(Records from a collection)
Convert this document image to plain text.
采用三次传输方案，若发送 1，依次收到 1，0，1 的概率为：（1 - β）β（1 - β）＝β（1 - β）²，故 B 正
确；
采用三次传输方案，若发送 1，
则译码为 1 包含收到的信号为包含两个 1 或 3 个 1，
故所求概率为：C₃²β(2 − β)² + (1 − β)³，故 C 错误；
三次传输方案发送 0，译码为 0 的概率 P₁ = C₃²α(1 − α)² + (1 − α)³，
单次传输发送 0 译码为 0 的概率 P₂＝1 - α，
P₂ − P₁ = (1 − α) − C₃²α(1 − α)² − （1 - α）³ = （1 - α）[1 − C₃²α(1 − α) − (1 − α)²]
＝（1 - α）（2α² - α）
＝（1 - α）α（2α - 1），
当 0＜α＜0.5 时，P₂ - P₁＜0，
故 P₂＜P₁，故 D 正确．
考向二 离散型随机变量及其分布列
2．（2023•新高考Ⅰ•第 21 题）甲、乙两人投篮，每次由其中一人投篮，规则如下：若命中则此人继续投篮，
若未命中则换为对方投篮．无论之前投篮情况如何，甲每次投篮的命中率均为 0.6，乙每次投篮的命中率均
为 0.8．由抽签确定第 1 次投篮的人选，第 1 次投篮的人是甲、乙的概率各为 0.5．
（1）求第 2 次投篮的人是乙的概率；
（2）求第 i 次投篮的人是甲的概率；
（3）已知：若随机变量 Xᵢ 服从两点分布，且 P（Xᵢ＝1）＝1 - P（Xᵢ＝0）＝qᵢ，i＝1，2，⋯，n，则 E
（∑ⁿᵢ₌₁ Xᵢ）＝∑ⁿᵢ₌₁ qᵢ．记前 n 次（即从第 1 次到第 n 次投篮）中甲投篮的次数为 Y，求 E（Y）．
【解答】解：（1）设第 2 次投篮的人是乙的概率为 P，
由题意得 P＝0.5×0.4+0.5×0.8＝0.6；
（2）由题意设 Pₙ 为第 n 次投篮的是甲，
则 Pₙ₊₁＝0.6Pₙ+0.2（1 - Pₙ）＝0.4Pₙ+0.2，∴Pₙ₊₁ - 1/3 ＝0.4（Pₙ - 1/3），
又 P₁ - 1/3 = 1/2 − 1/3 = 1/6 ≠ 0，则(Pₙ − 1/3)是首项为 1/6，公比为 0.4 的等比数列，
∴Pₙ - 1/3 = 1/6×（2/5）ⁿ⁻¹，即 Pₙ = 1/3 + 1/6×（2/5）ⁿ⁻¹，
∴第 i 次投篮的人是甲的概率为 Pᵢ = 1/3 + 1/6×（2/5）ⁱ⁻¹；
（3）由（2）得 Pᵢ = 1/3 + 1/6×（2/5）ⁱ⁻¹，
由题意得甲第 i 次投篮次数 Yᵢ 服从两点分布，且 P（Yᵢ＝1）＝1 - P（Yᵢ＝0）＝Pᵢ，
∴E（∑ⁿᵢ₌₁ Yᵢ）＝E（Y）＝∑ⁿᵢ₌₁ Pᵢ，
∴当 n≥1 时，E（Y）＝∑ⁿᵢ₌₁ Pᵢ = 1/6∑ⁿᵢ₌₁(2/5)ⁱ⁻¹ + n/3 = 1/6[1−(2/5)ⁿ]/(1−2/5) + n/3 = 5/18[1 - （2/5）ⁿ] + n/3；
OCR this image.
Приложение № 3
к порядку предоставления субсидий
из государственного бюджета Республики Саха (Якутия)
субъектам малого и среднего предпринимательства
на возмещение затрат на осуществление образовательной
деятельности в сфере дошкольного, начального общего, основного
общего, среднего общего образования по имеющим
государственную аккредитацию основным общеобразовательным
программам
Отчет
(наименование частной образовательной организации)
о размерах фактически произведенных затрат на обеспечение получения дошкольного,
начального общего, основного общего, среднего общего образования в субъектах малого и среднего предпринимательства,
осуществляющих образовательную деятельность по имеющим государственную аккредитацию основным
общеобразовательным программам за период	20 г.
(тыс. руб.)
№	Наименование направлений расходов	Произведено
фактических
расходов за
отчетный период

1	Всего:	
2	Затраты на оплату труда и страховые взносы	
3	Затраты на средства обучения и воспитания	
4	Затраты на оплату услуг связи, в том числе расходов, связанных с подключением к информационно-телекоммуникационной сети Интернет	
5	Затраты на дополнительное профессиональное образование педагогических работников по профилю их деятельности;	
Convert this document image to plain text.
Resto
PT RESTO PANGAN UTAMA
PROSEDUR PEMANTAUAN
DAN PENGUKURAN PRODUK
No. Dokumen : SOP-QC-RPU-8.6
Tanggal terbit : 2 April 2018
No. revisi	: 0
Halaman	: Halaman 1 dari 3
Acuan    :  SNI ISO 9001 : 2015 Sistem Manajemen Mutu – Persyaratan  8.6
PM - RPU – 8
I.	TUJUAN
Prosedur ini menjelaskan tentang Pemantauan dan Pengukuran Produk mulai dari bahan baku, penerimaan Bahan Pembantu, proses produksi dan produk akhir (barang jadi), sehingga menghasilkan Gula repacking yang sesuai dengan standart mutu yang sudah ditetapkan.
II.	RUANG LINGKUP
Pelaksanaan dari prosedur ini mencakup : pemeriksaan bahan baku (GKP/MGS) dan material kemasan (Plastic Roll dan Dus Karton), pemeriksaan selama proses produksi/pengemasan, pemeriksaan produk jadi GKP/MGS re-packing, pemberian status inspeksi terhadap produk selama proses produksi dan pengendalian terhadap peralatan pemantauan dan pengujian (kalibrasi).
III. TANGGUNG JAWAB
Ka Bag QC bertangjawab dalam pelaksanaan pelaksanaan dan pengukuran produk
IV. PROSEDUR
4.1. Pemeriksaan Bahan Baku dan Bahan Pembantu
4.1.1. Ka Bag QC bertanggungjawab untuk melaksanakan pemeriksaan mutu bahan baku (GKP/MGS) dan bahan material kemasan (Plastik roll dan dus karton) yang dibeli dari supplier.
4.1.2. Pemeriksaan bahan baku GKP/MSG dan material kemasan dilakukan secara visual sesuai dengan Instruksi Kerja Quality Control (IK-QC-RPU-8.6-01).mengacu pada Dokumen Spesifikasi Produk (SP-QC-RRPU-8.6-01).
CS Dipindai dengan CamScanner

# GIVEN EXERCISE
The records above should all be quoted exactly, please.

# WRITTEN REPLY
Convert this document image to plain text.
采用三次传输方案，若发送 1，依次收到 1，0，1 的概率为：（1 - β）β（1 - β）＝β（1 - β）²，故 B 正
确；
采用三次传输方案，若发送 1，
则译码为 1 包含收到的信号为包含两个 1 或 3 个 1，
故所求概率为：C₃²β(2 − β)² + (1 − β)³，故 C 错误；
三次传输方案发送 0，译码为 0 的概率 P₁ = C₃²α(1 − α)² + (1 − α)³，
单次传输发送 0 译码为 0 的概率 P₂＝1 - α，
P₂ − P₁ = (1 − α) − C₃²α(1 − α)² − （1 - α）³ = （1 - α）[1 − C₃²α(1 − α) − (1 − α)²]
＝（1 - α）（2α² - α）
＝（1 - α）α（2α - 1），
当 0＜α＜0.5 时，P₂ - P₁＜0，
故 P₂＜P₁，故 D 正确．
考向二 离散型随机变量及其分布列
2．（2023•新高考Ⅰ•第 21 题）甲、乙两人投篮，每次由其中一人投篮，规则如下：若命中则此人继续投篮，
若未命中则换为对方投篮．无论之前投篮情况如何，甲每次投篮的命中率均为 0.6，乙每次投篮的命中率均
为 0.8．由抽签确定第 1 次投篮的人选，第 1 次投篮的人是甲、乙的概率各为 0.5．
（1）求第 2 次投篮的人是乙的概率；
（2）求第 i 次投篮的人是甲的概率；
（3）已知：若随机变量 Xᵢ 服从两点分布，且 P（Xᵢ＝1）＝1 - P（Xᵢ＝0）＝qᵢ，i＝1，2，⋯，n，则 E
（∑ⁿᵢ₌₁ Xᵢ）＝∑ⁿᵢ₌₁ qᵢ．记前 n 次（即从第 1 次到第 n 次投篮）中甲投篮的次数为 Y，求 E（Y）．
【解答】解：（1）设第 2 次投篮的人是乙的概率为 P，
由题意得 P＝0.5×0.4+0.5×0.8＝0.6；
（2）由题意设 Pₙ 为第 n 次投篮的是甲，
则 Pₙ₊₁＝0.6Pₙ+0.2（1 - Pₙ）＝0.4Pₙ+0.2，∴Pₙ₊₁ - 1/3 ＝0.4（Pₙ - 1/3），
又 P₁ - 1/3 = 1/2 − 1/3 = 1/6 ≠ 0，则(Pₙ − 1/3)是首项为 1/6，公比为 0.4 的等比数列，
∴Pₙ - 1/3 = 1/6×（2/5）ⁿ⁻¹，即 Pₙ = 1/3 + 1/6×（2/5）ⁿ⁻¹，
∴第 i 次投篮的人是甲的概率为 Pᵢ = 1/3 + 1/6×（2/5）ⁱ⁻¹；
（3）由（2）得 Pᵢ = 1/3 + 1/6×（2/5）ⁱ⁻¹，
由题意得甲第 i 次投篮次数 Yᵢ 服从两点分布，且 P（Yᵢ＝1）＝1 - P（Yᵢ＝0）＝Pᵢ，
∴E（∑ⁿᵢ₌₁ Yᵢ）＝E（Y）＝∑ⁿᵢ₌₁ Pᵢ，
∴当 n≥1 时，E（Y）＝∑ⁿᵢ₌₁ Pᵢ = 1/6∑ⁿᵢ₌₁(2/5)ⁱ⁻¹ + n/3 = 1/6[1−(2/5)ⁿ]/(1−2/5) + n/3 = 5/18[1 - （2/5）ⁿ] + n/3；
OCR this image.
Приложение № 3
к порядку предоставления субсидий
из государственного бюджета Республики Саха (Якутия)
субъектам малого и среднего предпринимательства
на возмещение затрат на осуществление образовательной
деятельности в сфере дошкольного, начального общего, основного
общего, среднего общего образования по имеющим
государственную аккредитацию основным общеобразовательным
программам
Отчет
(наименование частной образовательной организации)
о размерах фактически произведенных затрат на обеспечение получения дошкольного,
начального общего, основного общего, среднего общего образования в субъектах малого и среднего предпринимательства,
осуществляющих образовательную деятельность по имеющим государственную аккредитацию основным
общеобразовательным программам за период	20 г.
(тыс. руб.)
№	Наименование направлений расходов	Произведено
фактических
расходов за
отчетный период

1	Всего:	
2	Затраты на оплату труда и страховые взносы	
3	Затраты на средства обучения и воспитания	
4	Затраты на оплату услуг связи, в том числе расходов, связанных с подключением к информационно-телекоммуникационной сети Интернет	
5	Затраты на дополнительное профессиональное образование педагогических работников по профилю их деятельности;	
Convert this document image to plain text.
Resto
PT RESTO PANGAN UTAMA
PROSEDUR PEMANTAUAN
DAN PENGUKURAN PRODUK
No. Dokumen : SOP-QC-RPU-8.6
Tanggal terbit : 2 April 2018
No. revisi	: 0
Halaman	: Halaman 1 dari 3
Acuan    :  SNI ISO 9001 : 2015 Sistem Manajemen Mutu – Persyaratan  8.6
PM - RPU – 8
I.	TUJUAN
Prosedur ini menjelaskan tentang Pemantauan dan Pengukuran Produk mulai dari bahan baku, penerimaan Bahan Pembantu, proses produksi dan produk akhir (barang jadi), sehingga menghasilkan Gula repacking yang sesuai dengan standart mutu yang sudah ditetapkan.
II.	RUANG LINGKUP
Pelaksanaan dari prosedur ini mencakup : pemeriksaan bahan baku (GKP/MGS) dan material kemasan (Plastic Roll dan Dus Karton), pemeriksaan selama proses produksi/pengemasan, pemeriksaan produk jadi GKP/MGS re-packing, pemberian status inspeksi terhadap produk selama proses produksi dan pengendalian terhadap peralatan pemantauan dan pengujian (kalibrasi).
III. TANGGUNG JAWAB
Ka Bag QC bertangjawab dalam pelaksanaan pelaksanaan dan pengukuran produk
IV. PROSEDUR
4.1. Pemeriksaan Bahan Baku dan Bahan Pembantu
4.1.1. Ka Bag QC bertanggungjawab untuk melaksanakan pemeriksaan mutu bahan baku (GKP/MGS) dan bahan material kemasan (Plastik roll dan dus karton) yang dibeli dari supplier.
4.1.2. Pemeriksaan bahan baku GKP/MSG dan material kemasan dilakukan secara visual sesuai dengan Instruksi Kerja Quality Control (IK-QC-RPU-8.6-01).mengacu pada Dokumen Spesifikasi Produk (SP-QC-RRPU-8.6-01).
CS Dipindai dengan CamScanner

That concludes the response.